▸ Task description
Filter the listing below, copying every line in which the word "tidak" appears.

Data records
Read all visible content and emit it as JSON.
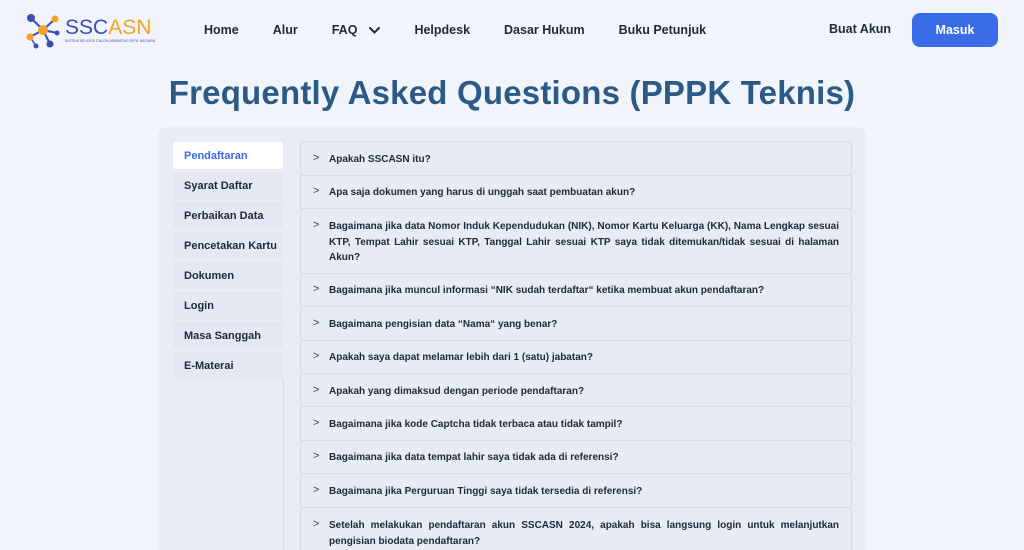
{
  "brand": {
    "name_part1": "SSC",
    "name_part2": "ASN",
    "tagline": "SISTEM SELEKSI CALON APARATUR SIPIL NEGARA",
    "colors": {
      "primary": "#3c4cb0",
      "accent": "#f2a32b"
    }
  },
  "nav": {
    "items": [
      {
        "label": "Home"
      },
      {
        "label": "Alur"
      },
      {
        "label": "FAQ",
        "icon": "chevron-down-icon"
      },
      {
        "label": "Helpdesk"
      },
      {
        "label": "Dasar Hukum"
      },
      {
        "label": "Buku Petunjuk"
      }
    ],
    "signup_label": "Buat Akun",
    "login_label": "Masuk",
    "login_color": "#3b6ce7"
  },
  "page": {
    "title": "Frequently Asked Questions (PPPK Teknis)",
    "title_color": "#2c5a86"
  },
  "sidebar": {
    "active_index": 0,
    "items": [
      {
        "label": "Pendaftaran"
      },
      {
        "label": "Syarat Daftar"
      },
      {
        "label": "Perbaikan Data"
      },
      {
        "label": "Pencetakan Kartu"
      },
      {
        "label": "Dokumen"
      },
      {
        "label": "Login"
      },
      {
        "label": "Masa Sanggah"
      },
      {
        "label": "E-Materai"
      }
    ]
  },
  "faq": {
    "items": [
      {
        "question": "Apakah SSCASN itu?"
      },
      {
        "question": "Apa saja dokumen yang harus di unggah saat pembuatan akun?"
      },
      {
        "question": "Bagaimana jika data Nomor Induk Kependudukan (NIK), Nomor Kartu Keluarga (KK), Nama Lengkap sesuai KTP, Tempat Lahir sesuai KTP, Tanggal Lahir sesuai KTP saya tidak ditemukan/tidak sesuai di halaman Akun?"
      },
      {
        "question": "Bagaimana jika muncul informasi “NIK sudah terdaftar“ ketika membuat akun pendaftaran?"
      },
      {
        "question": "Bagaimana pengisian data “Nama“ yang benar?"
      },
      {
        "question": "Apakah saya dapat melamar lebih dari 1 (satu) jabatan?"
      },
      {
        "question": "Apakah yang dimaksud dengan periode pendaftaran?"
      },
      {
        "question": "Bagaimana jika kode Captcha tidak terbaca atau tidak tampil?"
      },
      {
        "question": "Bagaimana jika data tempat lahir saya tidak ada di referensi?"
      },
      {
        "question": "Bagaimana jika Perguruan Tinggi saya tidak tersedia di referensi?"
      },
      {
        "question": "Setelah melakukan pendaftaran akun SSCASN 2024, apakah bisa langsung login untuk melanjutkan pengisian biodata pendaftaran?"
      }
    ]
  }
}
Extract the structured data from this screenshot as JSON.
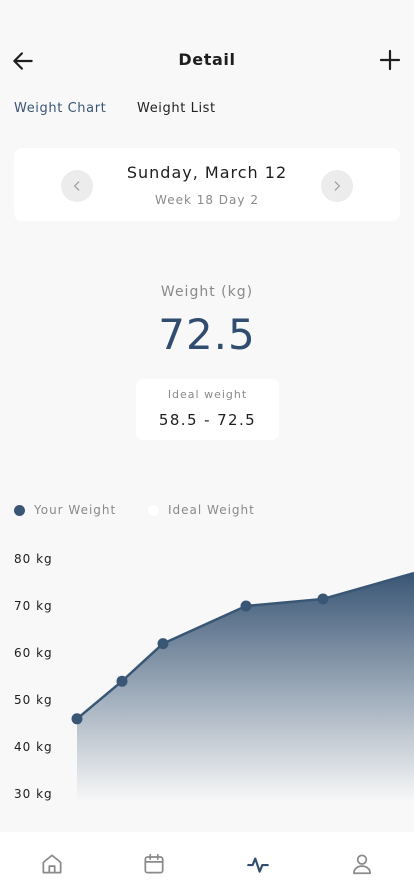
{
  "header": {
    "title": "Detail",
    "back_icon": "arrow-left-icon",
    "add_icon": "plus-icon"
  },
  "tabs": [
    {
      "label": "Weight Chart",
      "active": true
    },
    {
      "label": "Weight List",
      "active": false
    }
  ],
  "date_card": {
    "date": "Sunday, March 12",
    "week": "Week 18 Day 2",
    "prev_icon": "chevron-left-icon",
    "next_icon": "chevron-right-icon"
  },
  "weight": {
    "label": "Weight (kg)",
    "value": "72.5"
  },
  "ideal": {
    "label": "Ideal weight",
    "range": "58.5 - 72.5"
  },
  "legend": [
    {
      "label": "Your Weight",
      "color": "#3a5675"
    },
    {
      "label": "Ideal Weight",
      "color": "#ffffff"
    }
  ],
  "colors": {
    "accent": "#3a5675",
    "accent_dark": "#304c6e",
    "background": "#f8f8f8",
    "card": "#ffffff"
  },
  "chart_data": {
    "type": "area",
    "x": [
      1,
      2,
      3,
      4,
      5,
      6
    ],
    "series": [
      {
        "name": "Your Weight",
        "values": [
          46,
          54,
          62,
          70,
          71.5,
          77
        ]
      }
    ],
    "y_ticks": [
      "80 kg",
      "70 kg",
      "60 kg",
      "50 kg",
      "40 kg",
      "30 kg"
    ],
    "y_tick_values": [
      80,
      70,
      60,
      50,
      40,
      30
    ],
    "ylim": [
      30,
      80
    ],
    "grid": false,
    "legend_position": "top-left"
  },
  "bottom_nav": [
    {
      "icon": "home-icon",
      "active": false
    },
    {
      "icon": "calendar-icon",
      "active": false
    },
    {
      "icon": "activity-icon",
      "active": true
    },
    {
      "icon": "user-icon",
      "active": false
    }
  ]
}
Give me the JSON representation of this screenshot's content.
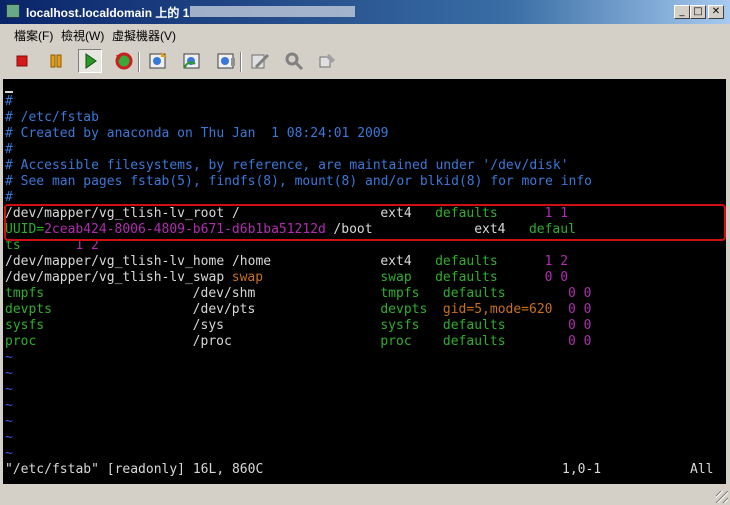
{
  "window": {
    "title": "localhost.localdomain 上的 1",
    "minimize_glyph": "_",
    "maximize_glyph": "□",
    "close_glyph": "✕"
  },
  "menu": [
    "檔案(F)",
    "檢視(W)",
    "虛擬機器(V)"
  ],
  "toolbar": {
    "icons": [
      "stop-icon",
      "pause-icon",
      "play-icon",
      "reset-icon",
      "snapshot-take-icon",
      "snapshot-revert-icon",
      "snapshot-manager-icon",
      "settings-icon",
      "tools-icon",
      "config-icon"
    ],
    "colors": {
      "stop": "#d81818",
      "pause": "#e8a010",
      "play": "#2a9a2a",
      "reset": "#c82020"
    }
  },
  "terminal": {
    "colors": {
      "comment": "#3a78d8",
      "text": "#d8d8d8",
      "keyword": "#2eae2e",
      "number": "#b12cb1",
      "special": "#c8701a",
      "tilde": "#3a58d8"
    },
    "lines": [
      {
        "segs": [
          {
            "text": "#",
            "c": "comment",
            "col": 0
          }
        ]
      },
      {
        "segs": [
          {
            "text": "# /etc/fstab",
            "c": "comment",
            "col": 0
          }
        ]
      },
      {
        "segs": [
          {
            "text": "# Created by anaconda on Thu Jan  1 08:24:01 2009",
            "c": "comment",
            "col": 0
          }
        ]
      },
      {
        "segs": [
          {
            "text": "#",
            "c": "comment",
            "col": 0
          }
        ]
      },
      {
        "segs": [
          {
            "text": "# Accessible filesystems, by reference, are maintained under '/dev/disk'",
            "c": "comment",
            "col": 0
          }
        ]
      },
      {
        "segs": [
          {
            "text": "# See man pages fstab(5), findfs(8), mount(8) and/or blkid(8) for more info",
            "c": "comment",
            "col": 0
          }
        ]
      },
      {
        "segs": [
          {
            "text": "#",
            "c": "comment",
            "col": 0
          }
        ]
      },
      {
        "segs": [
          {
            "text": "/dev/mapper/vg_tlish-lv_root /",
            "c": "white",
            "col": 0
          },
          {
            "text": "ext4",
            "c": "white",
            "col": 48
          },
          {
            "text": "defaults",
            "c": "green",
            "col": 55
          },
          {
            "text": "1 1",
            "c": "magenta",
            "col": 69
          }
        ]
      },
      {
        "segs": [
          {
            "text": "UUID=",
            "c": "green",
            "col": 0
          },
          {
            "text": "2ceab424-8006-4809-b671-d6b1ba51212d",
            "c": "magenta",
            "col": 5
          },
          {
            "text": " /boot",
            "c": "white",
            "col": 41
          },
          {
            "text": "ext4",
            "c": "white",
            "col": 60
          },
          {
            "text": "defaul",
            "c": "green",
            "col": 67
          }
        ]
      },
      {
        "segs": [
          {
            "text": "ts",
            "c": "green",
            "col": 0
          },
          {
            "text": "1 2",
            "c": "magenta",
            "col": 9
          }
        ]
      },
      {
        "segs": [
          {
            "text": "/dev/mapper/vg_tlish-lv_home /home",
            "c": "white",
            "col": 0
          },
          {
            "text": "ext4",
            "c": "white",
            "col": 48
          },
          {
            "text": "defaults",
            "c": "green",
            "col": 55
          },
          {
            "text": "1 2",
            "c": "magenta",
            "col": 69
          }
        ]
      },
      {
        "segs": [
          {
            "text": "/dev/mapper/vg_tlish-lv_swap ",
            "c": "white",
            "col": 0
          },
          {
            "text": "swap",
            "c": "orange",
            "col": 29
          },
          {
            "text": "swap",
            "c": "green",
            "col": 48
          },
          {
            "text": "defaults",
            "c": "green",
            "col": 55
          },
          {
            "text": "0 0",
            "c": "magenta",
            "col": 69
          }
        ]
      },
      {
        "segs": [
          {
            "text": "tmpfs",
            "c": "green",
            "col": 0
          },
          {
            "text": "/dev/shm",
            "c": "white",
            "col": 24
          },
          {
            "text": "tmpfs",
            "c": "green",
            "col": 48
          },
          {
            "text": "defaults",
            "c": "green",
            "col": 56
          },
          {
            "text": "0 0",
            "c": "magenta",
            "col": 72
          }
        ]
      },
      {
        "segs": [
          {
            "text": "devpts",
            "c": "green",
            "col": 0
          },
          {
            "text": "/dev/pts",
            "c": "white",
            "col": 24
          },
          {
            "text": "devpts",
            "c": "green",
            "col": 48
          },
          {
            "text": "gid=5,mode=620",
            "c": "orange",
            "col": 56
          },
          {
            "text": "0 0",
            "c": "magenta",
            "col": 72
          }
        ]
      },
      {
        "segs": [
          {
            "text": "sysfs",
            "c": "green",
            "col": 0
          },
          {
            "text": "/sys",
            "c": "white",
            "col": 24
          },
          {
            "text": "sysfs",
            "c": "green",
            "col": 48
          },
          {
            "text": "defaults",
            "c": "green",
            "col": 56
          },
          {
            "text": "0 0",
            "c": "magenta",
            "col": 72
          }
        ]
      },
      {
        "segs": [
          {
            "text": "proc",
            "c": "green",
            "col": 0
          },
          {
            "text": "/proc",
            "c": "white",
            "col": 24
          },
          {
            "text": "proc",
            "c": "green",
            "col": 48
          },
          {
            "text": "defaults",
            "c": "green",
            "col": 56
          },
          {
            "text": "0 0",
            "c": "magenta",
            "col": 72
          }
        ]
      },
      {
        "segs": [
          {
            "text": "~",
            "c": "blue",
            "col": 0
          }
        ]
      },
      {
        "segs": [
          {
            "text": "~",
            "c": "blue",
            "col": 0
          }
        ]
      },
      {
        "segs": [
          {
            "text": "~",
            "c": "blue",
            "col": 0
          }
        ]
      },
      {
        "segs": [
          {
            "text": "~",
            "c": "blue",
            "col": 0
          }
        ]
      },
      {
        "segs": [
          {
            "text": "~",
            "c": "blue",
            "col": 0
          }
        ]
      },
      {
        "segs": [
          {
            "text": "~",
            "c": "blue",
            "col": 0
          }
        ]
      },
      {
        "segs": [
          {
            "text": "~",
            "c": "blue",
            "col": 0
          }
        ]
      }
    ],
    "status": {
      "file": "\"/etc/fstab\" [readonly] 16L, 860C",
      "position": "1,0-1",
      "scroll": "All"
    }
  }
}
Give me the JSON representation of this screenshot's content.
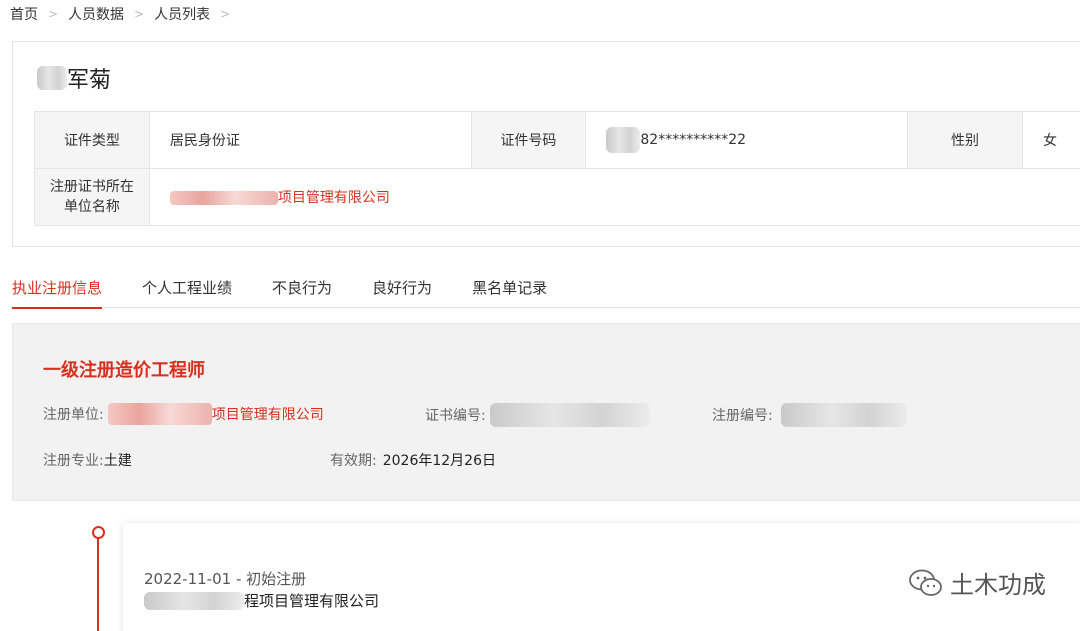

▸ Finished exercise
        "question": "Bagaimana jika data Nomor Induk Kependudukan (NIK), Nomor Kartu Keluarga (KK), Nama Lengkap sesuai KTP, Tempat Lahir sesuai KTP, Tanggal Lahir sesuai KTP saya tidak ditemukan/tidak sesuai di halaman Akun?"
        "question": "Bagaimana jika kode Captcha tidak terbaca atau tidak tampil?"
        "question": "Bagaimana jika data tempat lahir saya tidak ada di referensi?"
        "question": "Bagaimana jika Perguruan Tinggi saya tidak tersedia di referensi?"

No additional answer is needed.